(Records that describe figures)
**********

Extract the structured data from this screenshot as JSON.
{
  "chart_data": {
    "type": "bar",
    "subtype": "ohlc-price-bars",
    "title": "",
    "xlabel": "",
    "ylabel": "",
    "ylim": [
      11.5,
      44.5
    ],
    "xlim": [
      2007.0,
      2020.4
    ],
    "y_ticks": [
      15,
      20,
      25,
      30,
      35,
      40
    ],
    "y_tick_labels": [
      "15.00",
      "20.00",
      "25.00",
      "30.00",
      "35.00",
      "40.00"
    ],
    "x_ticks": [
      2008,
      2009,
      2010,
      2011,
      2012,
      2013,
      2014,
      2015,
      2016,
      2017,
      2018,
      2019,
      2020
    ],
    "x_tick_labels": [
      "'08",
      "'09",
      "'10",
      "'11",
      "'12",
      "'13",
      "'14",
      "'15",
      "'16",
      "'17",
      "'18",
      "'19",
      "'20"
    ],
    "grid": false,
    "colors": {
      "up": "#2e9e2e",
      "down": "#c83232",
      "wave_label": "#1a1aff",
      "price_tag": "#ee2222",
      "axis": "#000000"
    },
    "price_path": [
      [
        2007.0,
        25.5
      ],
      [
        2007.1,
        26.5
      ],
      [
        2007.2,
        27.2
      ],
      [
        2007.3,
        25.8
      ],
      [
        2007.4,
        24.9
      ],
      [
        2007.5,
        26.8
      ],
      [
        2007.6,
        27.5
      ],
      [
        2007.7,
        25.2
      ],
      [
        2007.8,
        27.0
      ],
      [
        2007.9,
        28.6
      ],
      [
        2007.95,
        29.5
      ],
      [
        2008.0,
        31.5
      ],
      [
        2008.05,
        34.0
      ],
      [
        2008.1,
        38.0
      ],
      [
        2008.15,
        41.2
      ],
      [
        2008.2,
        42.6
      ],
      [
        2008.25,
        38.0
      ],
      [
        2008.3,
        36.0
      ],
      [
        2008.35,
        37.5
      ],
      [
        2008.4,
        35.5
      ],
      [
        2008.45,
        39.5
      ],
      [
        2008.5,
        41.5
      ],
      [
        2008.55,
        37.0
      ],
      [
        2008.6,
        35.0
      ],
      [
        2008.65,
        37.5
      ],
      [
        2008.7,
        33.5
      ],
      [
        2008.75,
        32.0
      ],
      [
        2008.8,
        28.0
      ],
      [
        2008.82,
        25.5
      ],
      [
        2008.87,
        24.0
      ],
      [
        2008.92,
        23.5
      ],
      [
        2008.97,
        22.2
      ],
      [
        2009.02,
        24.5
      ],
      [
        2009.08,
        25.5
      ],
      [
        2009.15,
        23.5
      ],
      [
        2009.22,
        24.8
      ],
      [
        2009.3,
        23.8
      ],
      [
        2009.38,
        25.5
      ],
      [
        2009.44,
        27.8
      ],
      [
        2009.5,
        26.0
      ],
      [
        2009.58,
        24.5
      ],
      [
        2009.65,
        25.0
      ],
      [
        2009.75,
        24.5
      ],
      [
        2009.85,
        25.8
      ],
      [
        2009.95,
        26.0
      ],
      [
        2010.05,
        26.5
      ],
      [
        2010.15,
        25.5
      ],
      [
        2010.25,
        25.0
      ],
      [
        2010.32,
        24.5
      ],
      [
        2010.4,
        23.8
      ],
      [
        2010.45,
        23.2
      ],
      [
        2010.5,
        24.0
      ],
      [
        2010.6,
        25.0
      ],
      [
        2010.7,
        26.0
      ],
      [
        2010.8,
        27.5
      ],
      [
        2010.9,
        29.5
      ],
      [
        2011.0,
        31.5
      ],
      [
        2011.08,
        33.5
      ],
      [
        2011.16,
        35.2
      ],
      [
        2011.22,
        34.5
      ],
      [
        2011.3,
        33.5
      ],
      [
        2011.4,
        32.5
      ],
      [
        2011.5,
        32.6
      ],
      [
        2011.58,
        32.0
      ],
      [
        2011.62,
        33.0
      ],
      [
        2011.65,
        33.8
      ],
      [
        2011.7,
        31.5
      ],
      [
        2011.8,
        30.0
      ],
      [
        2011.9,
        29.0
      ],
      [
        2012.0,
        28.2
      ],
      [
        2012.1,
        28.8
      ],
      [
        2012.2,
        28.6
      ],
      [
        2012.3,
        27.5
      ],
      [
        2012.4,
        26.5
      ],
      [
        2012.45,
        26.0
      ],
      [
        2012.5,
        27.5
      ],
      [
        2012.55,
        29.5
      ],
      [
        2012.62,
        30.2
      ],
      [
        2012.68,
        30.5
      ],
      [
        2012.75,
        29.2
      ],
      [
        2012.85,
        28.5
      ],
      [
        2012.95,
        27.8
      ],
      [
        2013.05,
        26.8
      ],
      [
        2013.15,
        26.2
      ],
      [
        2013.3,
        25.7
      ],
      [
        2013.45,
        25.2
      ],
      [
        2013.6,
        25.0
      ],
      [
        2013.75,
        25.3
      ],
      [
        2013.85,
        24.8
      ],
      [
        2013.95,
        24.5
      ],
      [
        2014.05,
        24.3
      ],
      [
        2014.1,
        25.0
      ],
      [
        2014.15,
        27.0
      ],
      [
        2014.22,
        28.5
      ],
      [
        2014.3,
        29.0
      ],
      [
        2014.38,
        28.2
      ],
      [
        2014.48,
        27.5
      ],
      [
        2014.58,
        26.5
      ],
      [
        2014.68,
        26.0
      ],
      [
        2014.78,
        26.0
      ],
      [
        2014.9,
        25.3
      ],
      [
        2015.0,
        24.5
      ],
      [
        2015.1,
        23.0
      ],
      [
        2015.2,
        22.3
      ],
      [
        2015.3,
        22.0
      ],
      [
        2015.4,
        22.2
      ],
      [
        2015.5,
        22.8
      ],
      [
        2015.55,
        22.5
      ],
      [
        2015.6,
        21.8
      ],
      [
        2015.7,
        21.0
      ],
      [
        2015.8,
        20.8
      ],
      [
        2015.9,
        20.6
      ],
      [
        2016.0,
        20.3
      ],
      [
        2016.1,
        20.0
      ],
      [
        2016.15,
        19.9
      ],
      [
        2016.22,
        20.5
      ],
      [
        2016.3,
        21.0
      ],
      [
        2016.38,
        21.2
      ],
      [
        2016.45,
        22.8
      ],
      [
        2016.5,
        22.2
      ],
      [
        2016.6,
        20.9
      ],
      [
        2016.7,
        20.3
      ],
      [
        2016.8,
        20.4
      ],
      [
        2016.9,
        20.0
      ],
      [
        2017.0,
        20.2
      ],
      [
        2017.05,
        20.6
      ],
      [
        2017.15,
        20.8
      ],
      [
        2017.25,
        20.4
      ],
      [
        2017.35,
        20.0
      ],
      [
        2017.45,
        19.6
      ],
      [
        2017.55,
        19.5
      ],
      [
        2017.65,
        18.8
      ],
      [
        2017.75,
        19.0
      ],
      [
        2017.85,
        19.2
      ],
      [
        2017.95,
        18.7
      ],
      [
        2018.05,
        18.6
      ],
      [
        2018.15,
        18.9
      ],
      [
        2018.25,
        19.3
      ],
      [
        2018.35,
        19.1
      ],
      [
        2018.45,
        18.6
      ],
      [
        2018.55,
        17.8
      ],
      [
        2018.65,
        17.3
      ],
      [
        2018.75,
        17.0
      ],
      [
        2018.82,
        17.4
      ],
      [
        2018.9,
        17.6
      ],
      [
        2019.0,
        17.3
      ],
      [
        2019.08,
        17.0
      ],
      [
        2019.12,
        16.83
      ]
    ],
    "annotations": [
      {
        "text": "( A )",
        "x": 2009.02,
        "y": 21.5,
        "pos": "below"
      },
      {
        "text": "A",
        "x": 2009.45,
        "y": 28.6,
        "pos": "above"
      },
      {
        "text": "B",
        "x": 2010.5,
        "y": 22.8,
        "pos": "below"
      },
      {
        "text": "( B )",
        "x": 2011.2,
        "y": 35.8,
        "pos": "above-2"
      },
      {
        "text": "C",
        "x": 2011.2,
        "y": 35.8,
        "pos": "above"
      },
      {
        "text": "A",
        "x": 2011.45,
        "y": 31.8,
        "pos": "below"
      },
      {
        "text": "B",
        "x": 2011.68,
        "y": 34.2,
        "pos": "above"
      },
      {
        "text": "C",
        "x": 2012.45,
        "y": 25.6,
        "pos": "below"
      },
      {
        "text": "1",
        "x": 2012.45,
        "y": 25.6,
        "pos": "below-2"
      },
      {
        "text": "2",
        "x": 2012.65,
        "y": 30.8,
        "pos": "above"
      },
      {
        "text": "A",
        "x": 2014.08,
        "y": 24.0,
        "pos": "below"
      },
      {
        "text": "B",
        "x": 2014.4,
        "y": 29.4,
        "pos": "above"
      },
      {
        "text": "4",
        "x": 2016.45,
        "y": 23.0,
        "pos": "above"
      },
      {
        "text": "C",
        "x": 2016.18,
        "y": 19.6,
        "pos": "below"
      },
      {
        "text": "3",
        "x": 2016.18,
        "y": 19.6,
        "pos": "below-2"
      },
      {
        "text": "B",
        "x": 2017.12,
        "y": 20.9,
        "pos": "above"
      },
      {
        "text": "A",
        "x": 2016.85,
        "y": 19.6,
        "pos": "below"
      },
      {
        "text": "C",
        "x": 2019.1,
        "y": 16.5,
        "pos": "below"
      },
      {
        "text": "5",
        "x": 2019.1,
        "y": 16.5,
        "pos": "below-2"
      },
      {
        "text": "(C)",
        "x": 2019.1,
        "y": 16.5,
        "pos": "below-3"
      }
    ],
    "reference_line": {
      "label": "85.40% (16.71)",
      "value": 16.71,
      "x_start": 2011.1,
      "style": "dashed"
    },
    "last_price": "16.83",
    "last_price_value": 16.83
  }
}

**********

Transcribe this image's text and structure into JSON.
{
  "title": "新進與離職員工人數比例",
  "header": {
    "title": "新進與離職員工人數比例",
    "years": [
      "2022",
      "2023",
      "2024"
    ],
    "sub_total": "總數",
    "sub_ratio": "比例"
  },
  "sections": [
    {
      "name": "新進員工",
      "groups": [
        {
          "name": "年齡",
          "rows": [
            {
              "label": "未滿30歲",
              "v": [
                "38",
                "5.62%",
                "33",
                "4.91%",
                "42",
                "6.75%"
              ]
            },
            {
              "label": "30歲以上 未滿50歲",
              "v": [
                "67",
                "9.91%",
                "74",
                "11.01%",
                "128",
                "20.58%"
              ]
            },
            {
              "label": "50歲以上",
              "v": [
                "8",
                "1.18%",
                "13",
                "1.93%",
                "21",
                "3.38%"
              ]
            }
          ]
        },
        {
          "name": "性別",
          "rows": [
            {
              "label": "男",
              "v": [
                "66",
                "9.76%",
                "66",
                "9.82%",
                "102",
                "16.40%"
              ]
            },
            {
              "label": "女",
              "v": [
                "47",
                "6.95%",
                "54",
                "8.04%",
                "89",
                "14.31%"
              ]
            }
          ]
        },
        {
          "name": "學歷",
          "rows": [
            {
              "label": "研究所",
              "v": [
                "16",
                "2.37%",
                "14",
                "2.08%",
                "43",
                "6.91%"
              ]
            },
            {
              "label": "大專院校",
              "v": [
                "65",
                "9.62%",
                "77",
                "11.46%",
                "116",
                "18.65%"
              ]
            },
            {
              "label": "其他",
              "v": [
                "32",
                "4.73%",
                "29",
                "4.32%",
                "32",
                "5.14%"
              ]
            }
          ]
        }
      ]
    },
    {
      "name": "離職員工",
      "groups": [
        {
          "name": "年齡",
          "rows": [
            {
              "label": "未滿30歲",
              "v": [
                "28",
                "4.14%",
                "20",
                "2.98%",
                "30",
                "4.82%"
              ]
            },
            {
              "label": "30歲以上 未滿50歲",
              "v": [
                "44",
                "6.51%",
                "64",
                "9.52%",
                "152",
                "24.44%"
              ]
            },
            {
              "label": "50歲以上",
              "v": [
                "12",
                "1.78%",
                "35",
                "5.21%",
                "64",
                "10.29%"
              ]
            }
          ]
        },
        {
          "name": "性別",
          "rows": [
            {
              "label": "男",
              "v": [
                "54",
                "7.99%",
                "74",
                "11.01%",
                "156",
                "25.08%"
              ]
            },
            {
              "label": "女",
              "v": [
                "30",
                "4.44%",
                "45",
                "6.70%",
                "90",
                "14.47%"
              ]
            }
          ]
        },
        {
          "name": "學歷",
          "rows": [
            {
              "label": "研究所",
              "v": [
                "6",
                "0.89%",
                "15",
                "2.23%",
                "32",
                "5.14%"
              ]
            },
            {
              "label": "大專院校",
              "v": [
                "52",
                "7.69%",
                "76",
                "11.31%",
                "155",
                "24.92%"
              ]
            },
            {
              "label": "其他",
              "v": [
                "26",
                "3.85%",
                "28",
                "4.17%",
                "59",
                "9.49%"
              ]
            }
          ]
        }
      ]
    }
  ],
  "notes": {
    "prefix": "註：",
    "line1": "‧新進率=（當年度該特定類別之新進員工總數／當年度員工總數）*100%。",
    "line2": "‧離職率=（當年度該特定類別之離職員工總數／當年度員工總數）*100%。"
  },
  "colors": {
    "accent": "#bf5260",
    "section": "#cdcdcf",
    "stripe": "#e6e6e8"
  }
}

**********

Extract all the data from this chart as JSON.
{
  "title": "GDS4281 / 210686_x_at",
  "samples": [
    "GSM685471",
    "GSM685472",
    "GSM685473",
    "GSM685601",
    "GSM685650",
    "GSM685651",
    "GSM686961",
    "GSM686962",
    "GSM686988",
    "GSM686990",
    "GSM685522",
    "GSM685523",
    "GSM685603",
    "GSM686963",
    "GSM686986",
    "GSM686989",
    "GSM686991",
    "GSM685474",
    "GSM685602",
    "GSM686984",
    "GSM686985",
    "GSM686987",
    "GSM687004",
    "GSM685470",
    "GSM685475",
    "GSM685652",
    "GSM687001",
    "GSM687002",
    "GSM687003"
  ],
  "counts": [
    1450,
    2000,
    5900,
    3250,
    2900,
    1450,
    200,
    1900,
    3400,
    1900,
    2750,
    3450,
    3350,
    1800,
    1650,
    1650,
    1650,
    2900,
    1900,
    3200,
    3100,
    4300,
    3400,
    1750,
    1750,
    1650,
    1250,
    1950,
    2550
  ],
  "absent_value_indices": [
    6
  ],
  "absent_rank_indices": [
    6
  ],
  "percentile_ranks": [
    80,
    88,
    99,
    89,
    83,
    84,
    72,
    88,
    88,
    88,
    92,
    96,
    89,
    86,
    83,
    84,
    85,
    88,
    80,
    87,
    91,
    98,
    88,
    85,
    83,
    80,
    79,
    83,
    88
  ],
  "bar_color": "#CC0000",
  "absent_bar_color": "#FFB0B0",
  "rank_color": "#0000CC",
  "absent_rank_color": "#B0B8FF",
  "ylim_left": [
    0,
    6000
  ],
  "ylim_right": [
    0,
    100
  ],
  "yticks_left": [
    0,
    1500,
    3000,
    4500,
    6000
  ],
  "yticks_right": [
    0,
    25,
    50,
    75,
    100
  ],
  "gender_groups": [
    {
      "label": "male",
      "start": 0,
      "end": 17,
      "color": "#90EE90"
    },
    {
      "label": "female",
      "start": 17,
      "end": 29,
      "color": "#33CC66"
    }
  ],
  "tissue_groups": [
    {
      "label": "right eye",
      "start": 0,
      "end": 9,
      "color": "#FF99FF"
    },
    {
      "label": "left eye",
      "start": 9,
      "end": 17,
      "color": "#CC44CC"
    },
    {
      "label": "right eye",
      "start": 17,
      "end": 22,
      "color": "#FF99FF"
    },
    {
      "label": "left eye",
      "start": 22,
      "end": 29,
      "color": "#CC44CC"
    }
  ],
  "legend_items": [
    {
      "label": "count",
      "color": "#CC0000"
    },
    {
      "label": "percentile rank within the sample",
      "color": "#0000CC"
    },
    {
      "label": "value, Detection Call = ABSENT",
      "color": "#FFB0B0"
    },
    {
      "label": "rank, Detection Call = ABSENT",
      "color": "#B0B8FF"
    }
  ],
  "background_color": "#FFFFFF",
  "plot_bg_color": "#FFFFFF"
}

**********

[What you need to do]: From the entries above, copy out every line where the string "this" appears.

[Response to the exercise]:
Extract the structured data from this screenshot as JSON.
Transcribe this image's text and structure into JSON.
Extract all the data from this chart as JSON.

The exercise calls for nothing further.